Check each line of the records below and collect those holding "ascendenti".

(Extracts from a graphics dataset)
+++
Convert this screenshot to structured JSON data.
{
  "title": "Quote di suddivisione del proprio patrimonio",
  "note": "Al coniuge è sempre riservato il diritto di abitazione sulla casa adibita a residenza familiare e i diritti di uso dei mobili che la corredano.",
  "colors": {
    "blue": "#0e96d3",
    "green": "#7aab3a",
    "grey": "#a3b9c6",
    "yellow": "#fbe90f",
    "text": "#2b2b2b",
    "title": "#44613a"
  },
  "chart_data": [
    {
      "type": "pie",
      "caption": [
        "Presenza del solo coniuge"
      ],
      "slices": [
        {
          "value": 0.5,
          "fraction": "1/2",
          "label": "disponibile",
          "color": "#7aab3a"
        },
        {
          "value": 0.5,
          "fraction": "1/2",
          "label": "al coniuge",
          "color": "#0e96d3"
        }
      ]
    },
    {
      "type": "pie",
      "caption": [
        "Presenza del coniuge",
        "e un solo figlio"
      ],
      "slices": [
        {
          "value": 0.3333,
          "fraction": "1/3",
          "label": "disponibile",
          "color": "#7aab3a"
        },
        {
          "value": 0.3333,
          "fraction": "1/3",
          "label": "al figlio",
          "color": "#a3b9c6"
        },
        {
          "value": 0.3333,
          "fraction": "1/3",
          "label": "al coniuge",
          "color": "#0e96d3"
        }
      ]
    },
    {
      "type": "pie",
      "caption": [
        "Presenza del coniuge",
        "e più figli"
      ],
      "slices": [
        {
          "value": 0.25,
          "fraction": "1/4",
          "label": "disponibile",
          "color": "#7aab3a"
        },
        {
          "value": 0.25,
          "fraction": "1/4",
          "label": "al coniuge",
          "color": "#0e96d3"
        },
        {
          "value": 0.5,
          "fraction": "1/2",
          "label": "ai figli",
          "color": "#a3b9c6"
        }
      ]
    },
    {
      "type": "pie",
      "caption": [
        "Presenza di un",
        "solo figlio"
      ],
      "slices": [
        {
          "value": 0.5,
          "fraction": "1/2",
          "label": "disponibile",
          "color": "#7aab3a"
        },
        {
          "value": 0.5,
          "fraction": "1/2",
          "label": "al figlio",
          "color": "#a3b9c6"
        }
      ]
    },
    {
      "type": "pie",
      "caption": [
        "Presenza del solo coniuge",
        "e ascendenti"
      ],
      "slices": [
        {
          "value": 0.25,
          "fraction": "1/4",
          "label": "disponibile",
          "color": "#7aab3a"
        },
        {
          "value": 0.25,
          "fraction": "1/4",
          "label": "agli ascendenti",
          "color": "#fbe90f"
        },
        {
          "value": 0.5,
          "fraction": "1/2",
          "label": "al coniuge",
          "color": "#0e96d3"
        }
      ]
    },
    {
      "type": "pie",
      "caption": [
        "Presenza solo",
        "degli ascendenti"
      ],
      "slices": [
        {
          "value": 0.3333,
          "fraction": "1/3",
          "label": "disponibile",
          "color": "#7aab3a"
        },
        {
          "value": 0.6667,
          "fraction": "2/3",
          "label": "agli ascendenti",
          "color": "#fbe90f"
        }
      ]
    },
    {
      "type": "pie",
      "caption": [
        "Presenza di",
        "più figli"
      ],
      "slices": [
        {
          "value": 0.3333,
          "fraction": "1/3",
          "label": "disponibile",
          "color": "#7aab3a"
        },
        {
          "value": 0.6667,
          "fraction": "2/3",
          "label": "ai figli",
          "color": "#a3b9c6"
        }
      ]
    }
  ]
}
+++
• _REPLY TO THE TASK_
        "e ascendenti"
          "label": "agli ascendenti",
        "degli ascendenti"
          "label": "agli ascendenti",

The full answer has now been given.